> To be done: Retype every entry exactly, character for character.

(Dataset records)
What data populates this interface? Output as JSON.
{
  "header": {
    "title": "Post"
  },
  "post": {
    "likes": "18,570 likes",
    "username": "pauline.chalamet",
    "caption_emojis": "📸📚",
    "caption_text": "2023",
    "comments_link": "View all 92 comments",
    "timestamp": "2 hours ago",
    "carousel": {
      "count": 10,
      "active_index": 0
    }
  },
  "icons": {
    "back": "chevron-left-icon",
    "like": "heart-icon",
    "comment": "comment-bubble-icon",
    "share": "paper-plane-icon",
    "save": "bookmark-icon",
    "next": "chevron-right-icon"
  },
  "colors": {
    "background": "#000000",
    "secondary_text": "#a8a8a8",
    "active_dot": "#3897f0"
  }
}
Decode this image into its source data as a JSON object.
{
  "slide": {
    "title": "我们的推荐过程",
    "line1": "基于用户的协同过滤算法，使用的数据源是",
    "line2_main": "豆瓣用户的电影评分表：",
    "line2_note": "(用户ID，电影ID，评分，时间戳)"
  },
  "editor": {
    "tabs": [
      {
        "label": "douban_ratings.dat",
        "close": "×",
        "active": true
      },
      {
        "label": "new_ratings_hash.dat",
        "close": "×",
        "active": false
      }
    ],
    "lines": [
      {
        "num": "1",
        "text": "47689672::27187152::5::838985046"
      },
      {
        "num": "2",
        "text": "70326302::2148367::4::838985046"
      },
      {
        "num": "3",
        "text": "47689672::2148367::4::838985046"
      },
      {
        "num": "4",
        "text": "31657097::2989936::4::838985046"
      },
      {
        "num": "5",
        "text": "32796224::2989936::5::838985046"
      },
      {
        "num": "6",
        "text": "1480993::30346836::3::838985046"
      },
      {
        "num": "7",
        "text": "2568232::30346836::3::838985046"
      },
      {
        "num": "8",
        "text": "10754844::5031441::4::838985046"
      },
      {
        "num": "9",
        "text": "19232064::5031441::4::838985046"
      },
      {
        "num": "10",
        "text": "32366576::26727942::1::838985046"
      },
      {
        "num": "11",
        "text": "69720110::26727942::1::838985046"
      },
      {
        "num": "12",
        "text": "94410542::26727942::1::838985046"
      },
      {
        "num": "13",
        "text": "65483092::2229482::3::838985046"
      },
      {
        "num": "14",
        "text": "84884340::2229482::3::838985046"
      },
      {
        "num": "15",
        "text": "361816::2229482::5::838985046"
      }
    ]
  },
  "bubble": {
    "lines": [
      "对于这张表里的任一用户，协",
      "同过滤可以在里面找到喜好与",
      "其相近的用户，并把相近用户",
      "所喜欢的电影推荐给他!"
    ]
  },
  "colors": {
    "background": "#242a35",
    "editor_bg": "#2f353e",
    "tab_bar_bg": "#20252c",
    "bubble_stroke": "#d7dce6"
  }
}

> Task response:
What data populates this interface? Output as JSON.
{
  "header": {
    "title": "Post"
  },
  "post": {
    "likes": "18,570 likes",
    "username": "pauline.chalamet",
    "caption_emojis": "📸📚",
    "caption_text": "2023",
    "comments_link": "View all 92 comments",
    "timestamp": "2 hours ago",
    "carousel": {
      "count": 10,
      "active_index": 0
    }
  },
  "icons": {
    "back": "chevron-left-icon",
    "like": "heart-icon",
    "comment": "comment-bubble-icon",
    "share": "paper-plane-icon",
    "save": "bookmark-icon",
    "next": "chevron-right-icon"
  },
  "colors": {
    "background": "#000000",
    "secondary_text": "#a8a8a8",
    "active_dot": "#3897f0"
  }
}
Decode this image into its source data as a JSON object.
{
  "slide": {
    "title": "我们的推荐过程",
    "line1": "基于用户的协同过滤算法，使用的数据源是",
    "line2_main": "豆瓣用户的电影评分表：",
    "line2_note": "(用户ID，电影ID，评分，时间戳)"
  },
  "editor": {
    "tabs": [
      {
        "label": "douban_ratings.dat",
        "close": "×",
        "active": true
      },
      {
        "label": "new_ratings_hash.dat",
        "close": "×",
        "active": false
      }
    ],
    "lines": [
      {
        "num": "1",
        "text": "47689672::27187152::5::838985046"
      },
      {
        "num": "2",
        "text": "70326302::2148367::4::838985046"
      },
      {
        "num": "3",
        "text": "47689672::2148367::4::838985046"
      },
      {
        "num": "4",
        "text": "31657097::2989936::4::838985046"
      },
      {
        "num": "5",
        "text": "32796224::2989936::5::838985046"
      },
      {
        "num": "6",
        "text": "1480993::30346836::3::838985046"
      },
      {
        "num": "7",
        "text": "2568232::30346836::3::838985046"
      },
      {
        "num": "8",
        "text": "10754844::5031441::4::838985046"
      },
      {
        "num": "9",
        "text": "19232064::5031441::4::838985046"
      },
      {
        "num": "10",
        "text": "32366576::26727942::1::838985046"
      },
      {
        "num": "11",
        "text": "69720110::26727942::1::838985046"
      },
      {
        "num": "12",
        "text": "94410542::26727942::1::838985046"
      },
      {
        "num": "13",
        "text": "65483092::2229482::3::838985046"
      },
      {
        "num": "14",
        "text": "84884340::2229482::3::838985046"
      },
      {
        "num": "15",
        "text": "361816::2229482::5::838985046"
      }
    ]
  },
  "bubble": {
    "lines": [
      "对于这张表里的任一用户，协",
      "同过滤可以在里面找到喜好与",
      "其相近的用户，并把相近用户",
      "所喜欢的电影推荐给他!"
    ]
  },
  "colors": {
    "background": "#242a35",
    "editor_bg": "#2f353e",
    "tab_bar_bg": "#20252c",
    "bubble_stroke": "#d7dce6"
  }
}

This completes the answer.